Given exercise -> Scan the records for the word "тіла". Copy each line that includes it.

# Data provided start

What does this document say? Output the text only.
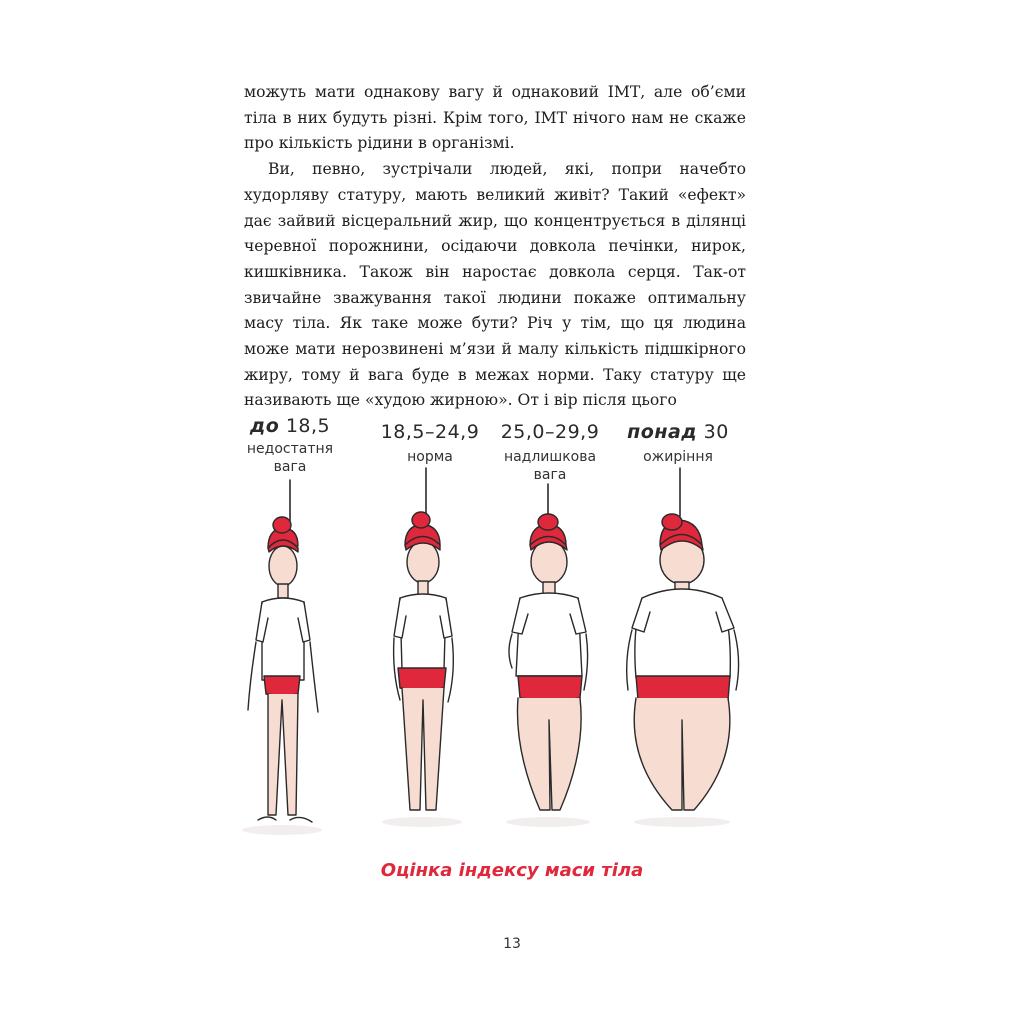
можуть мати однакову вагу й однаковий ІМТ, але об’єми тіла в них будуть різні. Крім того, ІМТ нічого нам не скаже про кількість рідини в організмі.

Ви, певно, зустрічали людей, які, попри начебто худорляву статуру, мають великий живіт? Такий «ефект» дає зайвий вісцеральний жир, що концентрується в ділянці черевної порожнини, осідаючи довкола печінки, нирок, кишківника. Також він наростає довкола серця. Так-от звичайне зважування такої людини покаже оптимальну масу тіла. Як таке може бути? Річ у тім, що ця людина може мати нерозвинені м’язи й малу кількість підшкірного жиру, тому й вага буде в межах норми. Таку статуру ще називають ще «худою жирною». От і вір після цього

до 18,5
недостатня вага
18,5–24,9
норма
25,0–29,9
надлишкова вага
понад 30
ожиріння
Оцінка індексу маси тіла
13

# Data provided end

Task solution ->
можуть мати однакову вагу й однаковий ІМТ, але об’єми тіла в них будуть різні. Крім того, ІМТ нічого нам не скаже про кількість рідини в організмі.
Ви, певно, зустрічали людей, які, попри начебто худорляву статуру, мають великий живіт? Такий «ефект» дає зайвий вісцеральний жир, що концентрується в ділянці черевної порожнини, осідаючи довкола печінки, нирок, кишківника. Також він наростає довкола серця. Так-от звичайне зважування такої людини покаже оптимальну масу тіла. Як таке може бути? Річ у тім, що ця людина може мати нерозвинені м’язи й малу кількість підшкірного жиру, тому й вага буде в межах норми. Таку статуру ще називають ще «худою жирною». От і вір після цього
Оцінка індексу маси тіла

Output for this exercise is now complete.